### Stated problem:
Determine the number of lines that contain the word "рецепты", then state that number and nothing more.

### Records to use:
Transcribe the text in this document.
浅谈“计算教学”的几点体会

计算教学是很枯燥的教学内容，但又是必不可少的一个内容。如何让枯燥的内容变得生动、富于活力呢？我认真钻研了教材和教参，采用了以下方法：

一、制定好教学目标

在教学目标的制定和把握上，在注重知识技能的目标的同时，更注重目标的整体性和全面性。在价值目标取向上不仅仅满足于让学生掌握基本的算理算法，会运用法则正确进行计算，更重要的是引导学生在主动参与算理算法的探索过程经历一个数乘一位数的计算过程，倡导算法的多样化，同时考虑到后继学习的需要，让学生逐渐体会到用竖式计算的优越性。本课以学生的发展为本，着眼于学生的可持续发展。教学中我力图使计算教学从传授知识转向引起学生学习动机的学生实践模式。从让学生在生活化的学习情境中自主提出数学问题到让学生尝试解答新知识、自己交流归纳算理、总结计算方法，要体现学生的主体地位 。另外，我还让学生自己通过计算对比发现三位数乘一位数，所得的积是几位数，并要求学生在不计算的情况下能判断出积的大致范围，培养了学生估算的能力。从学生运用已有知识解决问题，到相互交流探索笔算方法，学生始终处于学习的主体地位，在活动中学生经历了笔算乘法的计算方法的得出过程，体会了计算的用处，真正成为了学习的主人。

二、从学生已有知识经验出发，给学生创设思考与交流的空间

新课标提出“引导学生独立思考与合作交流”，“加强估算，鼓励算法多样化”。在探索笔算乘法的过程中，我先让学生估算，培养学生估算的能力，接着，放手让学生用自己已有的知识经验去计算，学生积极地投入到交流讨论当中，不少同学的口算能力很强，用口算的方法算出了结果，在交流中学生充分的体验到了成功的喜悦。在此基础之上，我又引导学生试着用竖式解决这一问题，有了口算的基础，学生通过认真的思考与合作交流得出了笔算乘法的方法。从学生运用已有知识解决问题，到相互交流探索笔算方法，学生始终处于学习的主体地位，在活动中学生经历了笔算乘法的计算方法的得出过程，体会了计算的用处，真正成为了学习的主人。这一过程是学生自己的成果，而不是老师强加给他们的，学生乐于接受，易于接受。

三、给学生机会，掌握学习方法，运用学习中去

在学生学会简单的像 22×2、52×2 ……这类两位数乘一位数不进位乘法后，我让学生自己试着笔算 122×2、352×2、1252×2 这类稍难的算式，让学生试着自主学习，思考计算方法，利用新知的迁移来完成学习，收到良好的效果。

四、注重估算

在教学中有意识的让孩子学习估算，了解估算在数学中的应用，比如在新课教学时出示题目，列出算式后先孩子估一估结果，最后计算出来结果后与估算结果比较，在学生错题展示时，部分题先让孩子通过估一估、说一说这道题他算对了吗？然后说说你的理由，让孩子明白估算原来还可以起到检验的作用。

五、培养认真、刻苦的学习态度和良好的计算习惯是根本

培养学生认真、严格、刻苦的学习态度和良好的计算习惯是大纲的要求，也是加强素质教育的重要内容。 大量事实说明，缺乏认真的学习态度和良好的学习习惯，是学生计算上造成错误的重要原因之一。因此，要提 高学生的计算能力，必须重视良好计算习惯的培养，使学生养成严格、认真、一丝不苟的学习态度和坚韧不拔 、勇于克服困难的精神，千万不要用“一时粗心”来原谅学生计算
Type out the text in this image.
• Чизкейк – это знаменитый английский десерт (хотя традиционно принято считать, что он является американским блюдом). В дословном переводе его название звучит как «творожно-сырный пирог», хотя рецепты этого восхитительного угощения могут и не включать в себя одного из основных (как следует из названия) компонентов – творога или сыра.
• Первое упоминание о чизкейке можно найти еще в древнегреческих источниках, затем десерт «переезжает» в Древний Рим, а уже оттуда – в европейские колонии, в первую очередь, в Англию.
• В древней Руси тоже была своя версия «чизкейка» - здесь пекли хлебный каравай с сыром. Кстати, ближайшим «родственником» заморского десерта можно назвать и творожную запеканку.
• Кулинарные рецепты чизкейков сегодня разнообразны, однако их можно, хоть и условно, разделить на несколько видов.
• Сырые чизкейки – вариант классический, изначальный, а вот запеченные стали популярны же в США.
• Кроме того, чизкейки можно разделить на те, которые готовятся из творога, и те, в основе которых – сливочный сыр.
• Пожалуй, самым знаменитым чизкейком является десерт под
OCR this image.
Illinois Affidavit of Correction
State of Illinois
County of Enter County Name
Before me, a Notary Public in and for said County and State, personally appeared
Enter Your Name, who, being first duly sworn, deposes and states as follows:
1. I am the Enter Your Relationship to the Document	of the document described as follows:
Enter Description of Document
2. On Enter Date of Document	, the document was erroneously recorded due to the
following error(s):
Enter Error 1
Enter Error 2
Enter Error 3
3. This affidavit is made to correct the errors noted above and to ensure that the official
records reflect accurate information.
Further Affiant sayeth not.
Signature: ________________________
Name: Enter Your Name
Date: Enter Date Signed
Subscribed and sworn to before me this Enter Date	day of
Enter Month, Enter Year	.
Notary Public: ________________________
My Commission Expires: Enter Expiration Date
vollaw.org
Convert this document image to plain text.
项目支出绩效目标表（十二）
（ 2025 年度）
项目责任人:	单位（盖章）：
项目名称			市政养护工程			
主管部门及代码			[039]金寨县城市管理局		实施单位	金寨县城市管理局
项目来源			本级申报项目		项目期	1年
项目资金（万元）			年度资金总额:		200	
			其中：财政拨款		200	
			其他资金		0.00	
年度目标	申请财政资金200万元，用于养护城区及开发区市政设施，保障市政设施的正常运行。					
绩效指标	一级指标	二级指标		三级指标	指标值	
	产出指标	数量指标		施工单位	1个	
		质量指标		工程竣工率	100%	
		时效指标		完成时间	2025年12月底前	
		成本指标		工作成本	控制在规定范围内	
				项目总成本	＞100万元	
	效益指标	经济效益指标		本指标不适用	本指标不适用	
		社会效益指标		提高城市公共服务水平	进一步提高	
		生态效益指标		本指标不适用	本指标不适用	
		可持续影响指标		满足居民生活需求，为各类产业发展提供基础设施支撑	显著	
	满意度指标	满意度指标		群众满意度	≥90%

### Solution to the problem:
2